-- start Record list --

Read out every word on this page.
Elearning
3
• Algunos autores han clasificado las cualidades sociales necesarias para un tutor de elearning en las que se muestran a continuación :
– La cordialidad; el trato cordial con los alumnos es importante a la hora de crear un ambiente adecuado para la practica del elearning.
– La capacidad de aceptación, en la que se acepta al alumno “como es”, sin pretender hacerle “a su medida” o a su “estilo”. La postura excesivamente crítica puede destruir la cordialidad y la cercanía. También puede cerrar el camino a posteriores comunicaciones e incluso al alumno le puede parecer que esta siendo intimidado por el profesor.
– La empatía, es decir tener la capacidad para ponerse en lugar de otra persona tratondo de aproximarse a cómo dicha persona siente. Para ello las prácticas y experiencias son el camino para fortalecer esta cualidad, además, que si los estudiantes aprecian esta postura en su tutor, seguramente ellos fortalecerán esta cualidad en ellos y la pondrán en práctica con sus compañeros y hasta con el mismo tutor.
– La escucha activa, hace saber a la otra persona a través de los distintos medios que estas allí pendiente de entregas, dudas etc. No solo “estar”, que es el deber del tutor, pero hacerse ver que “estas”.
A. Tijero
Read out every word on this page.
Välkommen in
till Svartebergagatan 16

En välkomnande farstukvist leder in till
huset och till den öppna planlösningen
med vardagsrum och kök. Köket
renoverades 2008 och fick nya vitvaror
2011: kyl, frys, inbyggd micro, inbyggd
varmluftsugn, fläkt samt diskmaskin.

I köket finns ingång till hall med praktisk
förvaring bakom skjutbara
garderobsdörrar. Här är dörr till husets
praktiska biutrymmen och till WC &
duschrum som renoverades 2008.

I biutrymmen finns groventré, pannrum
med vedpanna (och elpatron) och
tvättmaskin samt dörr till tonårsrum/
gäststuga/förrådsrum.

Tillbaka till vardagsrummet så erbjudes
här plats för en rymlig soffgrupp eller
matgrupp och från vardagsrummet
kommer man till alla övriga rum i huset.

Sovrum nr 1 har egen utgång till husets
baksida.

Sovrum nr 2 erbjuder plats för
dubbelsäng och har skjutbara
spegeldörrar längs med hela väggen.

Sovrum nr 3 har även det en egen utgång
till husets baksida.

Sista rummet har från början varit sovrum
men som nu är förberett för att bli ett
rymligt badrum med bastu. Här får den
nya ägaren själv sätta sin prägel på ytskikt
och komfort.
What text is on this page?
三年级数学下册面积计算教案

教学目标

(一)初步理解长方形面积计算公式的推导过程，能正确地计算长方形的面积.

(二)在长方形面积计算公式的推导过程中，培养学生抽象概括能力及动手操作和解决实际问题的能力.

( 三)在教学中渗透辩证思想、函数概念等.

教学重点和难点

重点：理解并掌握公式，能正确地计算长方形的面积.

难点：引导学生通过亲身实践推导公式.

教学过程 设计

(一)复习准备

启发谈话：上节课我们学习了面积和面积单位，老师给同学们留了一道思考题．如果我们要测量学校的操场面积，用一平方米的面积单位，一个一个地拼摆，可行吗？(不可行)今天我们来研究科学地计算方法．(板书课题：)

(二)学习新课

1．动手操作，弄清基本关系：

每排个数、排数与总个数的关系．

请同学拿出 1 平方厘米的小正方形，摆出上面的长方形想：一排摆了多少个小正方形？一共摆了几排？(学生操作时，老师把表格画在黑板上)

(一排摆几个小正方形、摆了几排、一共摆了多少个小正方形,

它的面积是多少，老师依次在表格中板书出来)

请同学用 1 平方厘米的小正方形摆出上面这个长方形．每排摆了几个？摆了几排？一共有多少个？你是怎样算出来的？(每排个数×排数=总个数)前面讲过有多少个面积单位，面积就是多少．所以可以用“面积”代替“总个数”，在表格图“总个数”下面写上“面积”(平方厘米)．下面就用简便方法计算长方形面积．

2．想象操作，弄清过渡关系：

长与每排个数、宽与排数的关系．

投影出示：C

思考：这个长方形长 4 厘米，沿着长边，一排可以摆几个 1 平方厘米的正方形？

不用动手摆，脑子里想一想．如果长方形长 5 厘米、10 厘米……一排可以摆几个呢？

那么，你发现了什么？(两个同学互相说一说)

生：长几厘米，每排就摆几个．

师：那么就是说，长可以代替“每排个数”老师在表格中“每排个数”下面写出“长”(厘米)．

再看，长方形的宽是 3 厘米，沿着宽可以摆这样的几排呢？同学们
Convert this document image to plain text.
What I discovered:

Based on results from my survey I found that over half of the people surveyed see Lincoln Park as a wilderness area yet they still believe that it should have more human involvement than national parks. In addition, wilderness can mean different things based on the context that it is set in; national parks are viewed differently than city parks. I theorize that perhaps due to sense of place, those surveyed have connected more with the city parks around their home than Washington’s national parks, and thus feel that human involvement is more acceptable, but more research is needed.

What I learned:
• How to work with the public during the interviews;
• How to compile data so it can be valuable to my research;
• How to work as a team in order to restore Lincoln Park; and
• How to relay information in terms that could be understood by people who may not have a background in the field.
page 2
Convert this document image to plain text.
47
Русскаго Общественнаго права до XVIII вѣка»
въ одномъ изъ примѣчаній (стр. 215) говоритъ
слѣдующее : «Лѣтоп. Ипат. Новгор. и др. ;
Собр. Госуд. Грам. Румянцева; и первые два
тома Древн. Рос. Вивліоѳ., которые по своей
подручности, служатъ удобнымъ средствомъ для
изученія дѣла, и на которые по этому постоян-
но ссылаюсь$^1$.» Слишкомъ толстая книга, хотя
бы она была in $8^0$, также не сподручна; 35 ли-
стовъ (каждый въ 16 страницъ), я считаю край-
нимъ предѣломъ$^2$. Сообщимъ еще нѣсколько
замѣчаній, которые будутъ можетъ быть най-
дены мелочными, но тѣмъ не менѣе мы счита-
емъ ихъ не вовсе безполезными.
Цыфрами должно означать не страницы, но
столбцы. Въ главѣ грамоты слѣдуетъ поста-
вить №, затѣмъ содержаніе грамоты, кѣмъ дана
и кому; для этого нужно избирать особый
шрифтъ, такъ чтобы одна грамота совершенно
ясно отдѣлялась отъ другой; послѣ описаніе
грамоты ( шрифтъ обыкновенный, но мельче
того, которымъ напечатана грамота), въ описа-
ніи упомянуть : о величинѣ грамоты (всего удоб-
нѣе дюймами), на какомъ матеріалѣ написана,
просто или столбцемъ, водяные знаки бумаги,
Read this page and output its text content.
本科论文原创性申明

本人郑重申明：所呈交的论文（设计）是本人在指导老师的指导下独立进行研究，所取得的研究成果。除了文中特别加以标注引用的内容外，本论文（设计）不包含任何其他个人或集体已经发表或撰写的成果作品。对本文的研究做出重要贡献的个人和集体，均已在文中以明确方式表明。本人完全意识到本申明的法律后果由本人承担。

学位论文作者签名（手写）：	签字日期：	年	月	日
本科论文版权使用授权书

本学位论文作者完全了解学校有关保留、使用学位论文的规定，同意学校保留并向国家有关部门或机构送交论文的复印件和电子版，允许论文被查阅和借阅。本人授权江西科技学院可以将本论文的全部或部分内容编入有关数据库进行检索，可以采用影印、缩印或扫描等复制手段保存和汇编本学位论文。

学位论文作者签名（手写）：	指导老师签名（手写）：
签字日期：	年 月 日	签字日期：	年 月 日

-- end Record list --

*Task details:* The lines above should be duplicated exactly.

*Exercise solution:*
Read out every word on this page.
Elearning
3
• Algunos autores han clasificado las cualidades sociales necesarias para un tutor de elearning en las que se muestran a continuación :
– La cordialidad; el trato cordial con los alumnos es importante a la hora de crear un ambiente adecuado para la practica del elearning.
– La capacidad de aceptación, en la que se acepta al alumno “como es”, sin pretender hacerle “a su medida” o a su “estilo”. La postura excesivamente crítica puede destruir la cordialidad y la cercanía. También puede cerrar el camino a posteriores comunicaciones e incluso al alumno le puede parecer que esta siendo intimidado por el profesor.
– La empatía, es decir tener la capacidad para ponerse en lugar de otra persona tratondo de aproximarse a cómo dicha persona siente. Para ello las prácticas y experiencias son el camino para fortalecer esta cualidad, además, que si los estudiantes aprecian esta postura en su tutor, seguramente ellos fortalecerán esta cualidad en ellos y la pondrán en práctica con sus compañeros y hasta con el mismo tutor.
– La escucha activa, hace saber a la otra persona a través de los distintos medios que estas allí pendiente de entregas, dudas etc. No solo “estar”, que es el deber del tutor, pero hacerse ver que “estas”.
A. Tijero
Read out every word on this page.
Välkommen in
till Svartebergagatan 16

En välkomnande farstukvist leder in till
huset och till den öppna planlösningen
med vardagsrum och kök. Köket
renoverades 2008 och fick nya vitvaror
2011: kyl, frys, inbyggd micro, inbyggd
varmluftsugn, fläkt samt diskmaskin.

I köket finns ingång till hall med praktisk
förvaring bakom skjutbara
garderobsdörrar. Här är dörr till husets
praktiska biutrymmen och till WC &
duschrum som renoverades 2008.

I biutrymmen finns groventré, pannrum
med vedpanna (och elpatron) och
tvättmaskin samt dörr till tonårsrum/
gäststuga/förrådsrum.

Tillbaka till vardagsrummet så erbjudes
här plats för en rymlig soffgrupp eller
matgrupp och från vardagsrummet
kommer man till alla övriga rum i huset.

Sovrum nr 1 har egen utgång till husets
baksida.

Sovrum nr 2 erbjuder plats för
dubbelsäng och har skjutbara
spegeldörrar längs med hela väggen.

Sovrum nr 3 har även det en egen utgång
till husets baksida.

Sista rummet har från början varit sovrum
men som nu är förberett för att bli ett
rymligt badrum med bastu. Här får den
nya ägaren själv sätta sin prägel på ytskikt
och komfort.
What text is on this page?
三年级数学下册面积计算教案

教学目标

(一)初步理解长方形面积计算公式的推导过程，能正确地计算长方形的面积.

(二)在长方形面积计算公式的推导过程中，培养学生抽象概括能力及动手操作和解决实际问题的能力.

( 三)在教学中渗透辩证思想、函数概念等.

教学重点和难点

重点：理解并掌握公式，能正确地计算长方形的面积.

难点：引导学生通过亲身实践推导公式.

教学过程 设计

(一)复习准备

启发谈话：上节课我们学习了面积和面积单位，老师给同学们留了一道思考题．如果我们要测量学校的操场面积，用一平方米的面积单位，一个一个地拼摆，可行吗？(不可行)今天我们来研究科学地计算方法．(板书课题：)

(二)学习新课

1．动手操作，弄清基本关系：

每排个数、排数与总个数的关系．

请同学拿出 1 平方厘米的小正方形，摆出上面的长方形想：一排摆了多少个小正方形？一共摆了几排？(学生操作时，老师把表格画在黑板上)

(一排摆几个小正方形、摆了几排、一共摆了多少个小正方形,

它的面积是多少，老师依次在表格中板书出来)

请同学用 1 平方厘米的小正方形摆出上面这个长方形．每排摆了几个？摆了几排？一共有多少个？你是怎样算出来的？(每排个数×排数=总个数)前面讲过有多少个面积单位，面积就是多少．所以可以用“面积”代替“总个数”，在表格图“总个数”下面写上“面积”(平方厘米)．下面就用简便方法计算长方形面积．

2．想象操作，弄清过渡关系：

长与每排个数、宽与排数的关系．

投影出示：C

思考：这个长方形长 4 厘米，沿着长边，一排可以摆几个 1 平方厘米的正方形？

不用动手摆，脑子里想一想．如果长方形长 5 厘米、10 厘米……一排可以摆几个呢？

那么，你发现了什么？(两个同学互相说一说)

生：长几厘米，每排就摆几个．

师：那么就是说，长可以代替“每排个数”老师在表格中“每排个数”下面写出“长”(厘米)．

再看，长方形的宽是 3 厘米，沿着宽可以摆这样的几排呢？同学们
Convert this document image to plain text.
What I discovered:

Based on results from my survey I found that over half of the people surveyed see Lincoln Park as a wilderness area yet they still believe that it should have more human involvement than national parks. In addition, wilderness can mean different things based on the context that it is set in; national parks are viewed differently than city parks. I theorize that perhaps due to sense of place, those surveyed have connected more with the city parks around their home than Washington’s national parks, and thus feel that human involvement is more acceptable, but more research is needed.

What I learned:
• How to work with the public during the interviews;
• How to compile data so it can be valuable to my research;
• How to work as a team in order to restore Lincoln Park; and
• How to relay information in terms that could be understood by people who may not have a background in the field.
page 2
Convert this document image to plain text.
47
Русскаго Общественнаго права до XVIII вѣка»
въ одномъ изъ примѣчаній (стр. 215) говоритъ
слѣдующее : «Лѣтоп. Ипат. Новгор. и др. ;
Собр. Госуд. Грам. Румянцева; и первые два
тома Древн. Рос. Вивліоѳ., которые по своей
подручности, служатъ удобнымъ средствомъ для
изученія дѣла, и на которые по этому постоян-
но ссылаюсь$^1$.» Слишкомъ толстая книга, хотя
бы она была in $8^0$, также не сподручна; 35 ли-
стовъ (каждый въ 16 страницъ), я считаю край-
нимъ предѣломъ$^2$. Сообщимъ еще нѣсколько
замѣчаній, которые будутъ можетъ быть най-
дены мелочными, но тѣмъ не менѣе мы счита-
емъ ихъ не вовсе безполезными.
Цыфрами должно означать не страницы, но
столбцы. Въ главѣ грамоты слѣдуетъ поста-
вить №, затѣмъ содержаніе грамоты, кѣмъ дана
и кому; для этого нужно избирать особый
шрифтъ, такъ чтобы одна грамота совершенно
ясно отдѣлялась отъ другой; послѣ описаніе
грамоты ( шрифтъ обыкновенный, но мельче
того, которымъ напечатана грамота), въ описа-
ніи упомянуть : о величинѣ грамоты (всего удоб-
нѣе дюймами), на какомъ матеріалѣ написана,
просто или столбцемъ, водяные знаки бумаги,
Read this page and output its text content.
本科论文原创性申明

本人郑重申明：所呈交的论文（设计）是本人在指导老师的指导下独立进行研究，所取得的研究成果。除了文中特别加以标注引用的内容外，本论文（设计）不包含任何其他个人或集体已经发表或撰写的成果作品。对本文的研究做出重要贡献的个人和集体，均已在文中以明确方式表明。本人完全意识到本申明的法律后果由本人承担。

学位论文作者签名（手写）：	签字日期：	年	月	日
本科论文版权使用授权书

本学位论文作者完全了解学校有关保留、使用学位论文的规定，同意学校保留并向国家有关部门或机构送交论文的复印件和电子版，允许论文被查阅和借阅。本人授权江西科技学院可以将本论文的全部或部分内容编入有关数据库进行检索，可以采用影印、缩印或扫描等复制手段保存和汇编本学位论文。

学位论文作者签名（手写）：	指导老师签名（手写）：
签字日期：	年 月 日	签字日期：	年 月 日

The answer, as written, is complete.